What is asked ->
Images excluded, repeat each entry below exactly.
--- Listing ---
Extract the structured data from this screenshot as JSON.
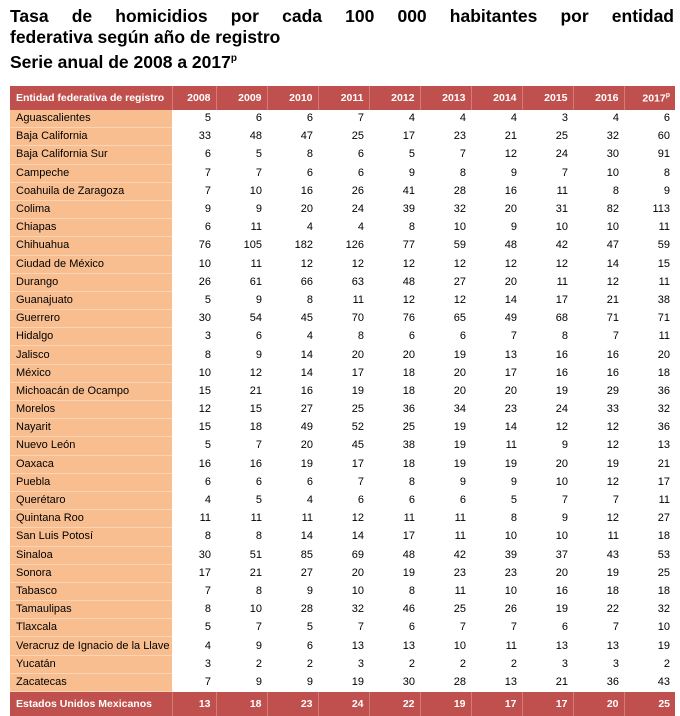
{
  "title": {
    "line1": "Tasa de homicidios por cada 100 000 habitantes por entidad",
    "line2": "federativa según año de registro",
    "line3": "Serie anual de 2008 a 2017",
    "line3_sup": "p"
  },
  "table": {
    "entity_header": "Entidad federativa de registro",
    "years": [
      "2008",
      "2009",
      "2010",
      "2011",
      "2012",
      "2013",
      "2014",
      "2015",
      "2016",
      "2017"
    ],
    "last_year_sup": "p",
    "rows": [
      {
        "name": "Aguascalientes",
        "values": [
          5,
          6,
          6,
          7,
          4,
          4,
          4,
          3,
          4,
          6
        ]
      },
      {
        "name": "Baja California",
        "values": [
          33,
          48,
          47,
          25,
          17,
          23,
          21,
          25,
          32,
          60
        ]
      },
      {
        "name": "Baja California Sur",
        "values": [
          6,
          5,
          8,
          6,
          5,
          7,
          12,
          24,
          30,
          91
        ]
      },
      {
        "name": "Campeche",
        "values": [
          7,
          7,
          6,
          6,
          9,
          8,
          9,
          7,
          10,
          8
        ]
      },
      {
        "name": "Coahuila de Zaragoza",
        "values": [
          7,
          10,
          16,
          26,
          41,
          28,
          16,
          11,
          8,
          9
        ]
      },
      {
        "name": "Colima",
        "values": [
          9,
          9,
          20,
          24,
          39,
          32,
          20,
          31,
          82,
          113
        ]
      },
      {
        "name": "Chiapas",
        "values": [
          6,
          11,
          4,
          4,
          8,
          10,
          9,
          10,
          10,
          11
        ]
      },
      {
        "name": "Chihuahua",
        "values": [
          76,
          105,
          182,
          126,
          77,
          59,
          48,
          42,
          47,
          59
        ]
      },
      {
        "name": "Ciudad de México",
        "values": [
          10,
          11,
          12,
          12,
          12,
          12,
          12,
          12,
          14,
          15
        ]
      },
      {
        "name": "Durango",
        "values": [
          26,
          61,
          66,
          63,
          48,
          27,
          20,
          11,
          12,
          11
        ]
      },
      {
        "name": "Guanajuato",
        "values": [
          5,
          9,
          8,
          11,
          12,
          12,
          14,
          17,
          21,
          38
        ]
      },
      {
        "name": "Guerrero",
        "values": [
          30,
          54,
          45,
          70,
          76,
          65,
          49,
          68,
          71,
          71
        ]
      },
      {
        "name": "Hidalgo",
        "values": [
          3,
          6,
          4,
          8,
          6,
          6,
          7,
          8,
          7,
          11
        ]
      },
      {
        "name": "Jalisco",
        "values": [
          8,
          9,
          14,
          20,
          20,
          19,
          13,
          16,
          16,
          20
        ]
      },
      {
        "name": "México",
        "values": [
          10,
          12,
          14,
          17,
          18,
          20,
          17,
          16,
          16,
          18
        ]
      },
      {
        "name": "Michoacán de Ocampo",
        "values": [
          15,
          21,
          16,
          19,
          18,
          20,
          20,
          19,
          29,
          36
        ]
      },
      {
        "name": "Morelos",
        "values": [
          12,
          15,
          27,
          25,
          36,
          34,
          23,
          24,
          33,
          32
        ]
      },
      {
        "name": "Nayarit",
        "values": [
          15,
          18,
          49,
          52,
          25,
          19,
          14,
          12,
          12,
          36
        ]
      },
      {
        "name": "Nuevo León",
        "values": [
          5,
          7,
          20,
          45,
          38,
          19,
          11,
          9,
          12,
          13
        ]
      },
      {
        "name": "Oaxaca",
        "values": [
          16,
          16,
          19,
          17,
          18,
          19,
          19,
          20,
          19,
          21
        ]
      },
      {
        "name": "Puebla",
        "values": [
          6,
          6,
          6,
          7,
          8,
          9,
          9,
          10,
          12,
          17
        ]
      },
      {
        "name": "Querétaro",
        "values": [
          4,
          5,
          4,
          6,
          6,
          6,
          5,
          7,
          7,
          11
        ]
      },
      {
        "name": "Quintana Roo",
        "values": [
          11,
          11,
          11,
          12,
          11,
          11,
          8,
          9,
          12,
          27
        ]
      },
      {
        "name": "San Luis Potosí",
        "values": [
          8,
          8,
          14,
          14,
          17,
          11,
          10,
          10,
          11,
          18
        ]
      },
      {
        "name": "Sinaloa",
        "values": [
          30,
          51,
          85,
          69,
          48,
          42,
          39,
          37,
          43,
          53
        ]
      },
      {
        "name": "Sonora",
        "values": [
          17,
          21,
          27,
          20,
          19,
          23,
          23,
          20,
          19,
          25
        ]
      },
      {
        "name": "Tabasco",
        "values": [
          7,
          8,
          9,
          10,
          8,
          11,
          10,
          16,
          18,
          18
        ]
      },
      {
        "name": "Tamaulipas",
        "values": [
          8,
          10,
          28,
          32,
          46,
          25,
          26,
          19,
          22,
          32
        ]
      },
      {
        "name": "Tlaxcala",
        "values": [
          5,
          7,
          5,
          7,
          6,
          7,
          7,
          6,
          7,
          10
        ]
      },
      {
        "name": "Veracruz de Ignacio de la Llave",
        "values": [
          4,
          9,
          6,
          13,
          13,
          10,
          11,
          13,
          13,
          19
        ]
      },
      {
        "name": "Yucatán",
        "values": [
          3,
          2,
          2,
          3,
          2,
          2,
          2,
          3,
          3,
          2
        ]
      },
      {
        "name": "Zacatecas",
        "values": [
          7,
          9,
          9,
          19,
          30,
          28,
          13,
          21,
          36,
          43
        ]
      }
    ],
    "total": {
      "name": "Estados Unidos Mexicanos",
      "values": [
        13,
        18,
        23,
        24,
        22,
        19,
        17,
        17,
        20,
        25
      ]
    }
  },
  "colors": {
    "header_bg": "#c0504d",
    "entity_col_bg": "#f8be90"
  }
}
---
Expected output ->
Extract the structured data from this screenshot as JSON.
{
  "title": {
    "line1": "Tasa de homicidios por cada 100 000 habitantes por entidad",
    "line2": "federativa según año de registro",
    "line3": "Serie anual de 2008 a 2017",
    "line3_sup": "p"
  },
  "table": {
    "entity_header": "Entidad federativa de registro",
    "years": [
      "2008",
      "2009",
      "2010",
      "2011",
      "2012",
      "2013",
      "2014",
      "2015",
      "2016",
      "2017"
    ],
    "last_year_sup": "p",
    "rows": [
      {
        "name": "Aguascalientes",
        "values": [
          5,
          6,
          6,
          7,
          4,
          4,
          4,
          3,
          4,
          6
        ]
      },
      {
        "name": "Baja California",
        "values": [
          33,
          48,
          47,
          25,
          17,
          23,
          21,
          25,
          32,
          60
        ]
      },
      {
        "name": "Baja California Sur",
        "values": [
          6,
          5,
          8,
          6,
          5,
          7,
          12,
          24,
          30,
          91
        ]
      },
      {
        "name": "Campeche",
        "values": [
          7,
          7,
          6,
          6,
          9,
          8,
          9,
          7,
          10,
          8
        ]
      },
      {
        "name": "Coahuila de Zaragoza",
        "values": [
          7,
          10,
          16,
          26,
          41,
          28,
          16,
          11,
          8,
          9
        ]
      },
      {
        "name": "Colima",
        "values": [
          9,
          9,
          20,
          24,
          39,
          32,
          20,
          31,
          82,
          113
        ]
      },
      {
        "name": "Chiapas",
        "values": [
          6,
          11,
          4,
          4,
          8,
          10,
          9,
          10,
          10,
          11
        ]
      },
      {
        "name": "Chihuahua",
        "values": [
          76,
          105,
          182,
          126,
          77,
          59,
          48,
          42,
          47,
          59
        ]
      },
      {
        "name": "Ciudad de México",
        "values": [
          10,
          11,
          12,
          12,
          12,
          12,
          12,
          12,
          14,
          15
        ]
      },
      {
        "name": "Durango",
        "values": [
          26,
          61,
          66,
          63,
          48,
          27,
          20,
          11,
          12,
          11
        ]
      },
      {
        "name": "Guanajuato",
        "values": [
          5,
          9,
          8,
          11,
          12,
          12,
          14,
          17,
          21,
          38
        ]
      },
      {
        "name": "Guerrero",
        "values": [
          30,
          54,
          45,
          70,
          76,
          65,
          49,
          68,
          71,
          71
        ]
      },
      {
        "name": "Hidalgo",
        "values": [
          3,
          6,
          4,
          8,
          6,
          6,
          7,
          8,
          7,
          11
        ]
      },
      {
        "name": "Jalisco",
        "values": [
          8,
          9,
          14,
          20,
          20,
          19,
          13,
          16,
          16,
          20
        ]
      },
      {
        "name": "México",
        "values": [
          10,
          12,
          14,
          17,
          18,
          20,
          17,
          16,
          16,
          18
        ]
      },
      {
        "name": "Michoacán de Ocampo",
        "values": [
          15,
          21,
          16,
          19,
          18,
          20,
          20,
          19,
          29,
          36
        ]
      },
      {
        "name": "Morelos",
        "values": [
          12,
          15,
          27,
          25,
          36,
          34,
          23,
          24,
          33,
          32
        ]
      },
      {
        "name": "Nayarit",
        "values": [
          15,
          18,
          49,
          52,
          25,
          19,
          14,
          12,
          12,
          36
        ]
      },
      {
        "name": "Nuevo León",
        "values": [
          5,
          7,
          20,
          45,
          38,
          19,
          11,
          9,
          12,
          13
        ]
      },
      {
        "name": "Oaxaca",
        "values": [
          16,
          16,
          19,
          17,
          18,
          19,
          19,
          20,
          19,
          21
        ]
      },
      {
        "name": "Puebla",
        "values": [
          6,
          6,
          6,
          7,
          8,
          9,
          9,
          10,
          12,
          17
        ]
      },
      {
        "name": "Querétaro",
        "values": [
          4,
          5,
          4,
          6,
          6,
          6,
          5,
          7,
          7,
          11
        ]
      },
      {
        "name": "Quintana Roo",
        "values": [
          11,
          11,
          11,
          12,
          11,
          11,
          8,
          9,
          12,
          27
        ]
      },
      {
        "name": "San Luis Potosí",
        "values": [
          8,
          8,
          14,
          14,
          17,
          11,
          10,
          10,
          11,
          18
        ]
      },
      {
        "name": "Sinaloa",
        "values": [
          30,
          51,
          85,
          69,
          48,
          42,
          39,
          37,
          43,
          53
        ]
      },
      {
        "name": "Sonora",
        "values": [
          17,
          21,
          27,
          20,
          19,
          23,
          23,
          20,
          19,
          25
        ]
      },
      {
        "name": "Tabasco",
        "values": [
          7,
          8,
          9,
          10,
          8,
          11,
          10,
          16,
          18,
          18
        ]
      },
      {
        "name": "Tamaulipas",
        "values": [
          8,
          10,
          28,
          32,
          46,
          25,
          26,
          19,
          22,
          32
        ]
      },
      {
        "name": "Tlaxcala",
        "values": [
          5,
          7,
          5,
          7,
          6,
          7,
          7,
          6,
          7,
          10
        ]
      },
      {
        "name": "Veracruz de Ignacio de la Llave",
        "values": [
          4,
          9,
          6,
          13,
          13,
          10,
          11,
          13,
          13,
          19
        ]
      },
      {
        "name": "Yucatán",
        "values": [
          3,
          2,
          2,
          3,
          2,
          2,
          2,
          3,
          3,
          2
        ]
      },
      {
        "name": "Zacatecas",
        "values": [
          7,
          9,
          9,
          19,
          30,
          28,
          13,
          21,
          36,
          43
        ]
      }
    ],
    "total": {
      "name": "Estados Unidos Mexicanos",
      "values": [
        13,
        18,
        23,
        24,
        22,
        19,
        17,
        17,
        20,
        25
      ]
    }
  },
  "colors": {
    "header_bg": "#c0504d",
    "entity_col_bg": "#f8be90"
  }
}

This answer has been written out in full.